Extracted data entries
========

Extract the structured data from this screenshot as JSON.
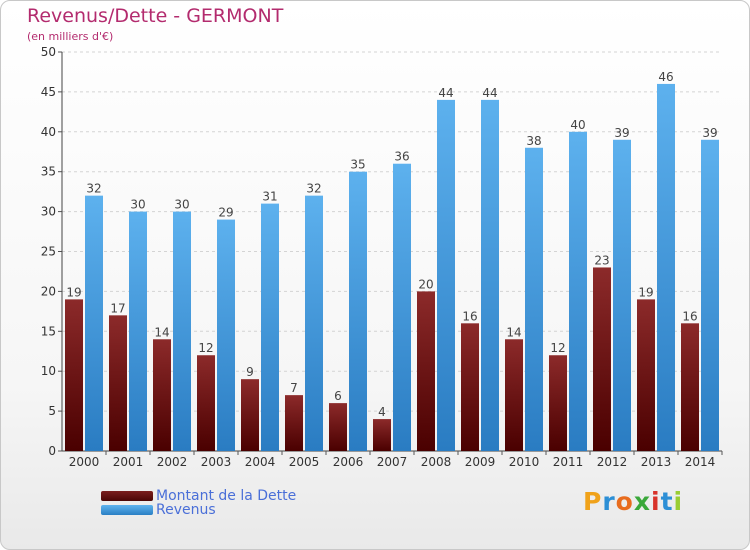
{
  "chart_data": {
    "type": "bar",
    "title": "Revenus/Dette - GERMONT",
    "subtitle": "(en milliers d'€)",
    "categories": [
      "2000",
      "2001",
      "2002",
      "2003",
      "2004",
      "2005",
      "2006",
      "2007",
      "2008",
      "2009",
      "2010",
      "2011",
      "2012",
      "2013",
      "2014"
    ],
    "series": [
      {
        "name": "Montant de la Dette",
        "color": "#7a1e1e",
        "values": [
          19,
          17,
          14,
          12,
          9,
          7,
          6,
          4,
          20,
          16,
          14,
          12,
          23,
          19,
          16
        ]
      },
      {
        "name": "Revenus",
        "color": "#3d9be3",
        "values": [
          32,
          30,
          30,
          29,
          31,
          32,
          35,
          36,
          44,
          44,
          38,
          40,
          39,
          46,
          39
        ]
      }
    ],
    "ylim": [
      0,
      50
    ],
    "yticks": [
      0,
      5,
      10,
      15,
      20,
      25,
      30,
      35,
      40,
      45,
      50
    ],
    "grid": true,
    "legend_position": "bottom-left"
  },
  "logo": {
    "text": "Proxiti"
  }
}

========

### GIVEN PROBLEM
Filter out every line that lacks the word "Revenus", and copy the rest.

### PROBLEM SOLUTION
    "title": "Revenus/Dette - GERMONT",
        "name": "Revenus",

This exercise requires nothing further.